◆ Task brief:
Each line containing the word "this" should be found and copied.

[Records about charts and figures]

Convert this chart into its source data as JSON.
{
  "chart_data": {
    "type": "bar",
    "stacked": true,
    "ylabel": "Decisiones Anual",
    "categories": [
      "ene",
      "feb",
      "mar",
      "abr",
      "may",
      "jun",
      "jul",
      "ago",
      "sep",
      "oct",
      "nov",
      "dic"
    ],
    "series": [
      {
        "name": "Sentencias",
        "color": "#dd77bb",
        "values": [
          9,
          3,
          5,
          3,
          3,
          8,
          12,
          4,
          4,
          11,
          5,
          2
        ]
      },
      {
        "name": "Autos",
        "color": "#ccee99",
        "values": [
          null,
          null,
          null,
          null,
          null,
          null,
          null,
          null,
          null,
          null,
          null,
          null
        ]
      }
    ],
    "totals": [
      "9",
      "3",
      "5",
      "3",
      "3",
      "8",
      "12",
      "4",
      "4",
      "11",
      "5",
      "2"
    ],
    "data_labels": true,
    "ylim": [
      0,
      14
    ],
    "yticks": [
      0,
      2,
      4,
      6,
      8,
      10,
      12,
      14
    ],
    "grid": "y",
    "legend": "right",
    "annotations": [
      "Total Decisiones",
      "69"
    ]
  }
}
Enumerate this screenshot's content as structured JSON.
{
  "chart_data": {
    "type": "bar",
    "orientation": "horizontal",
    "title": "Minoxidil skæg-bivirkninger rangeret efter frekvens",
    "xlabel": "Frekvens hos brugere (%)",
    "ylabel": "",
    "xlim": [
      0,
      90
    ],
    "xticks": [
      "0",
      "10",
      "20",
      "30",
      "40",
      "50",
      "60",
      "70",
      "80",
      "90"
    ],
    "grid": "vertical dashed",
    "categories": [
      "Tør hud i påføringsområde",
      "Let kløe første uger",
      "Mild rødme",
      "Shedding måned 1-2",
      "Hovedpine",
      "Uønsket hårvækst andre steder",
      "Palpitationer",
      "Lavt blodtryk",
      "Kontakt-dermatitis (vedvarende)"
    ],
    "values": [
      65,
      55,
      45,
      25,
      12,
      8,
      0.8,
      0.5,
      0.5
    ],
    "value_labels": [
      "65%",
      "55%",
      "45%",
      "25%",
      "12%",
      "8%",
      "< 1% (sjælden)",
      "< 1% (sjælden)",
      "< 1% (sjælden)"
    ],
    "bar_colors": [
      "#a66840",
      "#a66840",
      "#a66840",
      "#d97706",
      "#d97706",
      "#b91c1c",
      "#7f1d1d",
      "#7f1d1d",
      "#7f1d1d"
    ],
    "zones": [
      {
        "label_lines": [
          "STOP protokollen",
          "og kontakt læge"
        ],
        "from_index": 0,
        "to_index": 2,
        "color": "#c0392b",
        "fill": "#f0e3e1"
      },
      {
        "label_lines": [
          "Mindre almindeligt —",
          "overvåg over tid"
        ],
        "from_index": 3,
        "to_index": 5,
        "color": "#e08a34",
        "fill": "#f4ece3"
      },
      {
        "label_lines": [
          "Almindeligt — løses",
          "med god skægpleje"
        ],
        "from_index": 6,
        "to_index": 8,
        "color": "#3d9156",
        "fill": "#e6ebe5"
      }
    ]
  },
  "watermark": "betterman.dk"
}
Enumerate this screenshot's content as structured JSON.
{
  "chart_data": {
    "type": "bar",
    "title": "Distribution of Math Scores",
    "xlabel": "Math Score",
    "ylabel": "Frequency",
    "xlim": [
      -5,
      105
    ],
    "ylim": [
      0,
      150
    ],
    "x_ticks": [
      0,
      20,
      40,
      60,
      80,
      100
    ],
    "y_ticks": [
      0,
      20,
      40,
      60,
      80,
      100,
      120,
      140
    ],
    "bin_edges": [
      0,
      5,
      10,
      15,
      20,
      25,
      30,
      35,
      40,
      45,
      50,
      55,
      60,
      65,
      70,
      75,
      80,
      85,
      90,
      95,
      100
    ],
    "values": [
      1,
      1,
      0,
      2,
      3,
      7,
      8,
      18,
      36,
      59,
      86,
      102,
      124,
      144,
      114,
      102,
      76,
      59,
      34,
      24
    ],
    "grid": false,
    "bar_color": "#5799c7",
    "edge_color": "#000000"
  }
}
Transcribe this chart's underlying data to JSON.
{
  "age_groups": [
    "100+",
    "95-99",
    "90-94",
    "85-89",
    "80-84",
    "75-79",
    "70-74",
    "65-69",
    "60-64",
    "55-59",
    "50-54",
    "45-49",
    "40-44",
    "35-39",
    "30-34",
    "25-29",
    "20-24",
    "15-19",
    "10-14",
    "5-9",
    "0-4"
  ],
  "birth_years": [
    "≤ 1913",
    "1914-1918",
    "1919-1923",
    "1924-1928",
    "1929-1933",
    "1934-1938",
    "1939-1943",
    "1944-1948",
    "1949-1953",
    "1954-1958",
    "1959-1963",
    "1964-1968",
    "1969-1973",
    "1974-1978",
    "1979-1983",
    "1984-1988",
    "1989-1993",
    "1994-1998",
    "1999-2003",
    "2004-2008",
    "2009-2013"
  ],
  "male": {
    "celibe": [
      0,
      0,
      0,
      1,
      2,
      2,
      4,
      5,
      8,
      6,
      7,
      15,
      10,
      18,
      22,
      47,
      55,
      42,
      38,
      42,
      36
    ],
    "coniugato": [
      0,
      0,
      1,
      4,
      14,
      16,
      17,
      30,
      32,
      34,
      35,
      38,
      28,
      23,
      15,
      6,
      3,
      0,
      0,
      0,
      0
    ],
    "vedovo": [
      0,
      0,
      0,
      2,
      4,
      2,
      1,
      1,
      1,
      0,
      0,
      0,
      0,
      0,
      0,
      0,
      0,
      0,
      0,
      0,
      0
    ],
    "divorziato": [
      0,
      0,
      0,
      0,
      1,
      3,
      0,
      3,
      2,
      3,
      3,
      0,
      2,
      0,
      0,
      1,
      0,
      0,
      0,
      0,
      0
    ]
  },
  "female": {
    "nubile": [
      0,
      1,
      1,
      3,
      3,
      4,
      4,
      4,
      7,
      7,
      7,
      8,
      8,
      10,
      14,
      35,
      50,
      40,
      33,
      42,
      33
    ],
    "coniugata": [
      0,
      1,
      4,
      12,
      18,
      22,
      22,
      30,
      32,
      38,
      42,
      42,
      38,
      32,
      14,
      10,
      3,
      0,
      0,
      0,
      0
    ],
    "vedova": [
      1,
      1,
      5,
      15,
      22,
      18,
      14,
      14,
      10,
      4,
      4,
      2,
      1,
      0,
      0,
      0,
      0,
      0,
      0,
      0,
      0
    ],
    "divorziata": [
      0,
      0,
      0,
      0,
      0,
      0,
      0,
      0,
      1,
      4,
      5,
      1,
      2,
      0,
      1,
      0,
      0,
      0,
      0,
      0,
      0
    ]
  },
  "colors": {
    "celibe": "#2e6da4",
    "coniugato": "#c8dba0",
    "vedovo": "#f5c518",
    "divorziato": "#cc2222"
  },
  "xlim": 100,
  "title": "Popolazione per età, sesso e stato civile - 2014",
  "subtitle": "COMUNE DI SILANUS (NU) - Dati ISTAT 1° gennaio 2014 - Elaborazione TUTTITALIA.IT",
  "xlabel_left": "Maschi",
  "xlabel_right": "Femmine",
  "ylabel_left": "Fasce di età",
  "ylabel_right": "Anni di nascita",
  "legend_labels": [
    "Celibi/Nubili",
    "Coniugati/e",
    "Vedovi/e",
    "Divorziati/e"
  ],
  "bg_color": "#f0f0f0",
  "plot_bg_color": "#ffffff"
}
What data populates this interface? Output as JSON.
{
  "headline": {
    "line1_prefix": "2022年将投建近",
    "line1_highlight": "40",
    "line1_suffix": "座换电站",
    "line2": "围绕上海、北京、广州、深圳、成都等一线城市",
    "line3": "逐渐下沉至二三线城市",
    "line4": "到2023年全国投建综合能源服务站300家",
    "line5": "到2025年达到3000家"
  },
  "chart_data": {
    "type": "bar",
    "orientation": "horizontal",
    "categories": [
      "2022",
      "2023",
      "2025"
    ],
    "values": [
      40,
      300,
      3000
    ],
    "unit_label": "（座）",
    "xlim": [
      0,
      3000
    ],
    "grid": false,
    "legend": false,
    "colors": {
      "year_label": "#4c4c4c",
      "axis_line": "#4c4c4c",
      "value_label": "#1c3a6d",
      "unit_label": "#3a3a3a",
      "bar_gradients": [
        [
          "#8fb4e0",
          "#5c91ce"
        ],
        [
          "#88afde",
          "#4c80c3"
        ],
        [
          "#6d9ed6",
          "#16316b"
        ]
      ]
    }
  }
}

◆ Solved problem:
Convert this chart into its source data as JSON.
Enumerate this screenshot's content as structured JSON.
Enumerate this screenshot's content as structured JSON.
Transcribe this chart's underlying data to JSON.
What data populates this interface? Output as JSON.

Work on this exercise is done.